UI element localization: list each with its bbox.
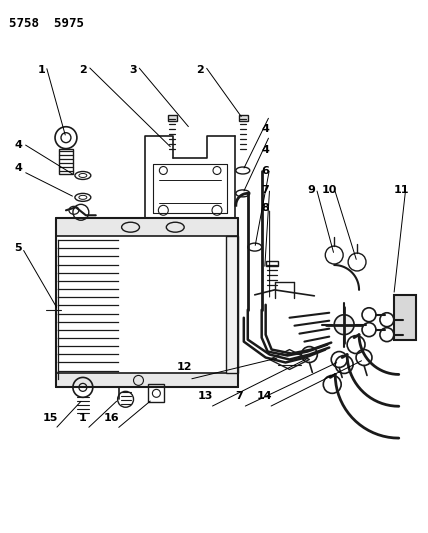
Text: 2: 2 — [79, 66, 87, 75]
Text: 16: 16 — [104, 413, 120, 423]
Text: 1: 1 — [38, 66, 46, 75]
Text: 11: 11 — [393, 184, 409, 195]
Ellipse shape — [79, 196, 87, 199]
Text: 9: 9 — [308, 184, 316, 195]
Bar — [168, 115, 177, 121]
Bar — [59, 149, 73, 174]
Bar — [149, 384, 164, 402]
Text: 5758  5975: 5758 5975 — [9, 17, 84, 30]
Text: 10: 10 — [322, 184, 337, 195]
Bar — [394, 295, 416, 340]
Text: 4: 4 — [15, 140, 22, 150]
Text: 14: 14 — [256, 391, 272, 401]
Text: 4: 4 — [15, 164, 22, 173]
Text: 2: 2 — [196, 66, 204, 75]
Text: 3: 3 — [129, 66, 137, 75]
Bar — [239, 115, 248, 121]
Text: 6: 6 — [261, 166, 269, 176]
Bar — [226, 236, 238, 374]
Ellipse shape — [79, 173, 87, 177]
Text: 4: 4 — [261, 124, 269, 134]
Bar — [56, 218, 238, 236]
Circle shape — [334, 315, 354, 335]
Text: 12: 12 — [176, 362, 192, 372]
Text: 15: 15 — [43, 413, 58, 423]
Text: 5: 5 — [14, 243, 21, 253]
Text: 7: 7 — [235, 391, 243, 401]
Bar — [56, 374, 238, 387]
Text: 8: 8 — [261, 203, 269, 213]
Bar — [266, 261, 278, 266]
Text: 4: 4 — [261, 145, 269, 155]
Text: 7: 7 — [261, 184, 269, 195]
Text: 13: 13 — [198, 391, 213, 401]
Text: 1: 1 — [78, 413, 86, 423]
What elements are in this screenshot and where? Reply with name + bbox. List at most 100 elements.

Problem statement: Rewrite the listing above as a Markdown table with the columns "No." and "Entry", one line per row and the row number in "No.". Leave out blank lines and pictures.

In response:
| No. | Entry |
|---|---|
| 1 | UI element localization: list each with its bbox. |
| 2 | Text: 2: 2 — [79, 66, 87, 75] |
| 3 | Text: 16: 16 — [104, 413, 120, 423] |
| 4 | Text: 1: 1 — [38, 66, 46, 75] |
| 5 | Text: 11: 11 — [393, 184, 409, 195] |
| 6 | Ellipse shape — [79, 196, 87, 199] |
| 7 | Text: 9: 9 — [308, 184, 316, 195] |
| 8 | Bar — [168, 115, 177, 121] |
| 9 | Bar — [59, 149, 73, 174] |
| 10 | Bar — [149, 384, 164, 402] |
| 11 | Text: 5758  5975: 5758 5975 — [9, 17, 84, 30] |
| 12 | Text: 10: 10 — [322, 184, 337, 195] |
| 13 | Bar — [394, 295, 416, 340] |
| 14 | Text: 4: 4 — [15, 140, 22, 150] |
| 15 | Text: 14: 14 — [256, 391, 272, 401] |
| 16 | Text: 4: 4 — [15, 164, 22, 173] |
| 17 | Text: 2: 2 — [196, 66, 204, 75] |
| 18 | Text: 3: 3 — [129, 66, 137, 75] |
| 19 | Bar — [239, 115, 248, 121] |
| 20 | Text: 6: 6 — [261, 166, 269, 176] |
| 21 | Bar — [226, 236, 238, 374] |
| 22 | Ellipse shape — [79, 173, 87, 177] |
| 23 | Text: 4: 4 — [261, 124, 269, 134] |
| 24 | Bar — [56, 218, 238, 236] |
| 25 | Circle shape — [334, 315, 354, 335] |
| 26 | Text: 12: 12 — [176, 362, 192, 372] |
| 27 | Text: 15: 15 — [43, 413, 58, 423] |
| 28 | Text: 5: 5 — [14, 243, 21, 253] |
| 29 | Text: 7: 7 — [235, 391, 243, 401] |
| 30 | Bar — [56, 374, 238, 387] |
| 31 | Text: 8: 8 — [261, 203, 269, 213] |
| 32 | Bar — [266, 261, 278, 266] |
| 33 | Text: 4: 4 — [261, 145, 269, 155] |
| 34 | Text: 7: 7 — [261, 184, 269, 195] |
| 35 | Text: 13: 13 — [198, 391, 213, 401] |
| 36 | Text: 1: 1 — [78, 413, 86, 423] |
| 37 | What elements are in this screenshot and where? Reply with name + bbox. List at most 100 elements. |